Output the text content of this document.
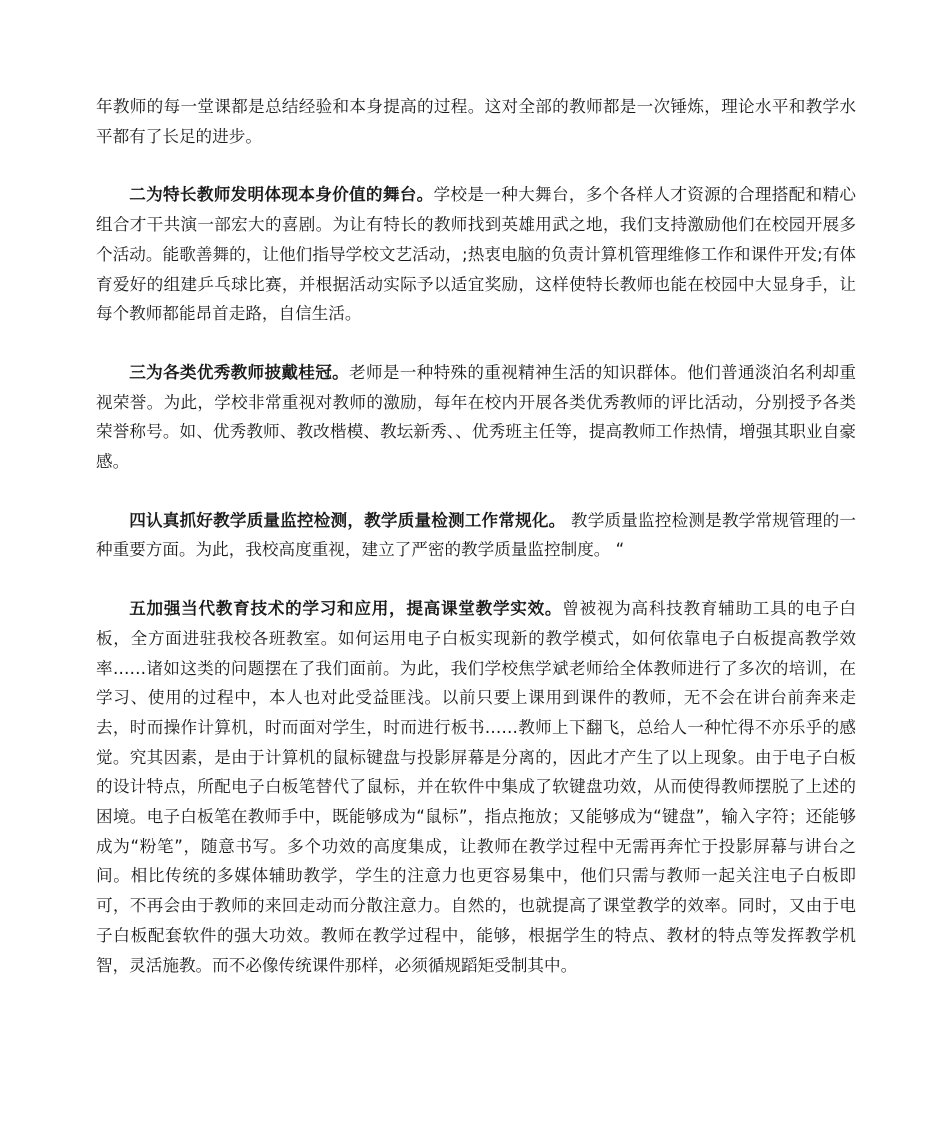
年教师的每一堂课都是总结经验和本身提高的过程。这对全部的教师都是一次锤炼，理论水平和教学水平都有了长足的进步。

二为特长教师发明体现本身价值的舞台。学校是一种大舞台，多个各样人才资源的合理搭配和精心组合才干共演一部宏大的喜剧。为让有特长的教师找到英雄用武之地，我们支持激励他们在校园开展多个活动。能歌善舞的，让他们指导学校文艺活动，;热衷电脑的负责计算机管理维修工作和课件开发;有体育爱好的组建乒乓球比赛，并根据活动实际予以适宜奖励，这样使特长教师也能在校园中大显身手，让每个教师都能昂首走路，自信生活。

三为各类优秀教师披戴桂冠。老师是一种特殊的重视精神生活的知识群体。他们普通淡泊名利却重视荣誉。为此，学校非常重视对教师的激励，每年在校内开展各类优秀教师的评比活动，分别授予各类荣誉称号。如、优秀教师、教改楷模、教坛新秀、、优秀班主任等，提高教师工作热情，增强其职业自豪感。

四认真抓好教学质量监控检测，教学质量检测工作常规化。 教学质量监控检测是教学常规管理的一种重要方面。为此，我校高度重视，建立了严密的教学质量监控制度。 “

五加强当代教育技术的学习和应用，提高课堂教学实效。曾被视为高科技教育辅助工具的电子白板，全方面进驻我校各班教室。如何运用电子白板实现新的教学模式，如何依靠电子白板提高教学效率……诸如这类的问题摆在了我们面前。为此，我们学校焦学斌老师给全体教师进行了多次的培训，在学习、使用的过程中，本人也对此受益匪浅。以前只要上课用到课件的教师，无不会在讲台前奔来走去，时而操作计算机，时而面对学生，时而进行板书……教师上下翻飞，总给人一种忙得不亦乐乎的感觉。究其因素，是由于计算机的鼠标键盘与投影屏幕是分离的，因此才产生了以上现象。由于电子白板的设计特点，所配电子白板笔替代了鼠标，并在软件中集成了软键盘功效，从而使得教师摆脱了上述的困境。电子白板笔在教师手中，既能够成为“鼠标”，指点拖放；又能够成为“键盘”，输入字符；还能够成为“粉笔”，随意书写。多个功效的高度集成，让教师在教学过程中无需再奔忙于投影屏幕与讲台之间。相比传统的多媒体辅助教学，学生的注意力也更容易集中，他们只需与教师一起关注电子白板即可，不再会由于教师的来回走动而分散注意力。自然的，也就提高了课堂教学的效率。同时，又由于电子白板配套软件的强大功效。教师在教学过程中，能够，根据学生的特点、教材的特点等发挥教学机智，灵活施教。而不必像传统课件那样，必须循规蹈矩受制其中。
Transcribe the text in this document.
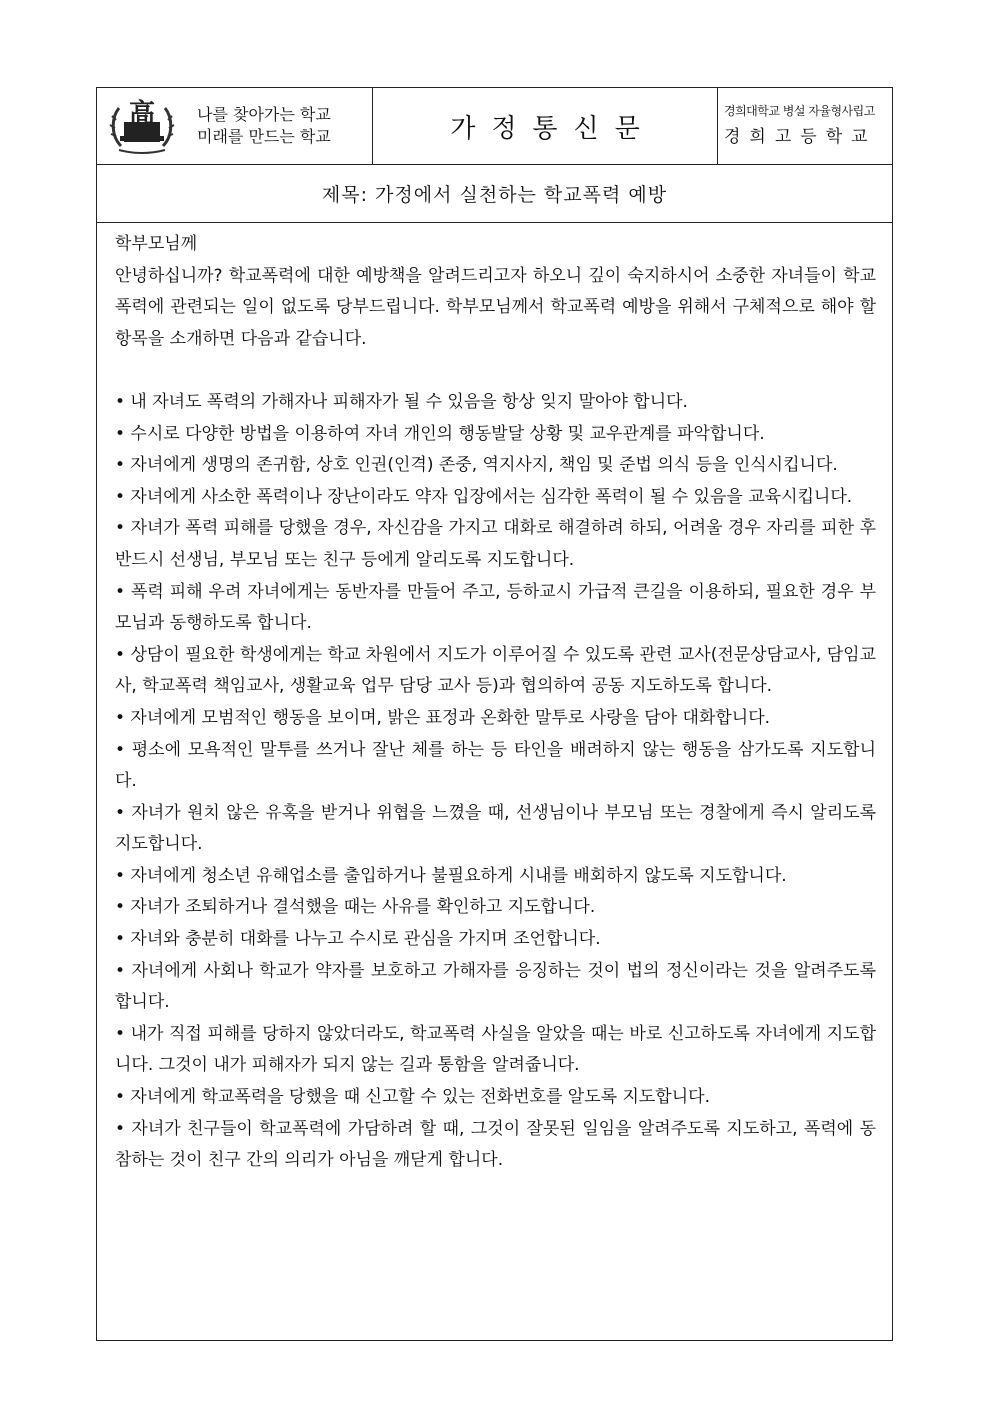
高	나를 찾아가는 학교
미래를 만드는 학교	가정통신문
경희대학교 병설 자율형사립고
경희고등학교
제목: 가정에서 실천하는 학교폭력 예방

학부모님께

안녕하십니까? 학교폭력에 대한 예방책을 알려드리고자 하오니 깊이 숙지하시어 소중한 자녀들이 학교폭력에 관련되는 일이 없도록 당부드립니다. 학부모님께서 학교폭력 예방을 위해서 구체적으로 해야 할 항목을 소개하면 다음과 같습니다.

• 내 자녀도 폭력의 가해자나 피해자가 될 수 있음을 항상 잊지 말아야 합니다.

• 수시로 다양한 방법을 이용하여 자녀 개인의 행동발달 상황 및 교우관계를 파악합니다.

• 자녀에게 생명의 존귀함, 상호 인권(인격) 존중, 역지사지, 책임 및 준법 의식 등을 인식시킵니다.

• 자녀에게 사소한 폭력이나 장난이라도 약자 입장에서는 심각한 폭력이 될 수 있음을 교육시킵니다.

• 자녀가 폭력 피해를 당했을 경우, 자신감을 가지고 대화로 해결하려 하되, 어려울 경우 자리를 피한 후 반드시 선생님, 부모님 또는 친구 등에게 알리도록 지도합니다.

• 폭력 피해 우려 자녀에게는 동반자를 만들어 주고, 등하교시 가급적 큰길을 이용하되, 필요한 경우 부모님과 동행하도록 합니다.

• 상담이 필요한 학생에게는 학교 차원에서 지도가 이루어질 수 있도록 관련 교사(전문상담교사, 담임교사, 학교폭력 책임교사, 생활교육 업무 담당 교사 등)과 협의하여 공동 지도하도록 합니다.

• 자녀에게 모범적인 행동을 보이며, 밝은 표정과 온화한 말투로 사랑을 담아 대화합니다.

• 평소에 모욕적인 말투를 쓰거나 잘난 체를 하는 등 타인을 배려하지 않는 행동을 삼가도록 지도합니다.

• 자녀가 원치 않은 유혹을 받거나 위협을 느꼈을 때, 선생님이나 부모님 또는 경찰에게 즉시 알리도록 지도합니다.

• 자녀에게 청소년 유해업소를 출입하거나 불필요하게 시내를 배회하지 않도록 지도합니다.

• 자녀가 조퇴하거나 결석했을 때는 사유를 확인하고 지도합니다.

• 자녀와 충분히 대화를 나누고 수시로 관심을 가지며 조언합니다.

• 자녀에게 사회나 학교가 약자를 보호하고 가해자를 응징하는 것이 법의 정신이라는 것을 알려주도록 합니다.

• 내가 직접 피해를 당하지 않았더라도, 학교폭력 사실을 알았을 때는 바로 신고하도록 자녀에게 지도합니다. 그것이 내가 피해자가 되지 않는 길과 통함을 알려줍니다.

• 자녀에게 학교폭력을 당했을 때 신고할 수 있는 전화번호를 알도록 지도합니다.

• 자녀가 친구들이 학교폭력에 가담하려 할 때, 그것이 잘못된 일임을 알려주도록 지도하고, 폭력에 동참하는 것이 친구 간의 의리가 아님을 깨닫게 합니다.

—————

YOUR OBJECTIVE —
Beginning with the line that holds "Transcribe the text in this document.", extract every line to the end of the material, exactly as it stands, and drop the pictures.

ANSWER TO THIS EXERCISE —
Transcribe the text in this document.
高	나를 찾아가는 학교
미래를 만드는 학교	가정통신문
경희대학교 병설 자율형사립고
경희고등학교
제목: 가정에서 실천하는 학교폭력 예방

학부모님께

안녕하십니까? 학교폭력에 대한 예방책을 알려드리고자 하오니 깊이 숙지하시어 소중한 자녀들이 학교폭력에 관련되는 일이 없도록 당부드립니다. 학부모님께서 학교폭력 예방을 위해서 구체적으로 해야 할 항목을 소개하면 다음과 같습니다.

• 내 자녀도 폭력의 가해자나 피해자가 될 수 있음을 항상 잊지 말아야 합니다.

• 수시로 다양한 방법을 이용하여 자녀 개인의 행동발달 상황 및 교우관계를 파악합니다.

• 자녀에게 생명의 존귀함, 상호 인권(인격) 존중, 역지사지, 책임 및 준법 의식 등을 인식시킵니다.

• 자녀에게 사소한 폭력이나 장난이라도 약자 입장에서는 심각한 폭력이 될 수 있음을 교육시킵니다.

• 자녀가 폭력 피해를 당했을 경우, 자신감을 가지고 대화로 해결하려 하되, 어려울 경우 자리를 피한 후 반드시 선생님, 부모님 또는 친구 등에게 알리도록 지도합니다.

• 폭력 피해 우려 자녀에게는 동반자를 만들어 주고, 등하교시 가급적 큰길을 이용하되, 필요한 경우 부모님과 동행하도록 합니다.

• 상담이 필요한 학생에게는 학교 차원에서 지도가 이루어질 수 있도록 관련 교사(전문상담교사, 담임교사, 학교폭력 책임교사, 생활교육 업무 담당 교사 등)과 협의하여 공동 지도하도록 합니다.

• 자녀에게 모범적인 행동을 보이며, 밝은 표정과 온화한 말투로 사랑을 담아 대화합니다.

• 평소에 모욕적인 말투를 쓰거나 잘난 체를 하는 등 타인을 배려하지 않는 행동을 삼가도록 지도합니다.

• 자녀가 원치 않은 유혹을 받거나 위협을 느꼈을 때, 선생님이나 부모님 또는 경찰에게 즉시 알리도록 지도합니다.

• 자녀에게 청소년 유해업소를 출입하거나 불필요하게 시내를 배회하지 않도록 지도합니다.

• 자녀가 조퇴하거나 결석했을 때는 사유를 확인하고 지도합니다.

• 자녀와 충분히 대화를 나누고 수시로 관심을 가지며 조언합니다.

• 자녀에게 사회나 학교가 약자를 보호하고 가해자를 응징하는 것이 법의 정신이라는 것을 알려주도록 합니다.

• 내가 직접 피해를 당하지 않았더라도, 학교폭력 사실을 알았을 때는 바로 신고하도록 자녀에게 지도합니다. 그것이 내가 피해자가 되지 않는 길과 통함을 알려줍니다.

• 자녀에게 학교폭력을 당했을 때 신고할 수 있는 전화번호를 알도록 지도합니다.

• 자녀가 친구들이 학교폭력에 가담하려 할 때, 그것이 잘못된 일임을 알려주도록 지도하고, 폭력에 동참하는 것이 친구 간의 의리가 아님을 깨닫게 합니다.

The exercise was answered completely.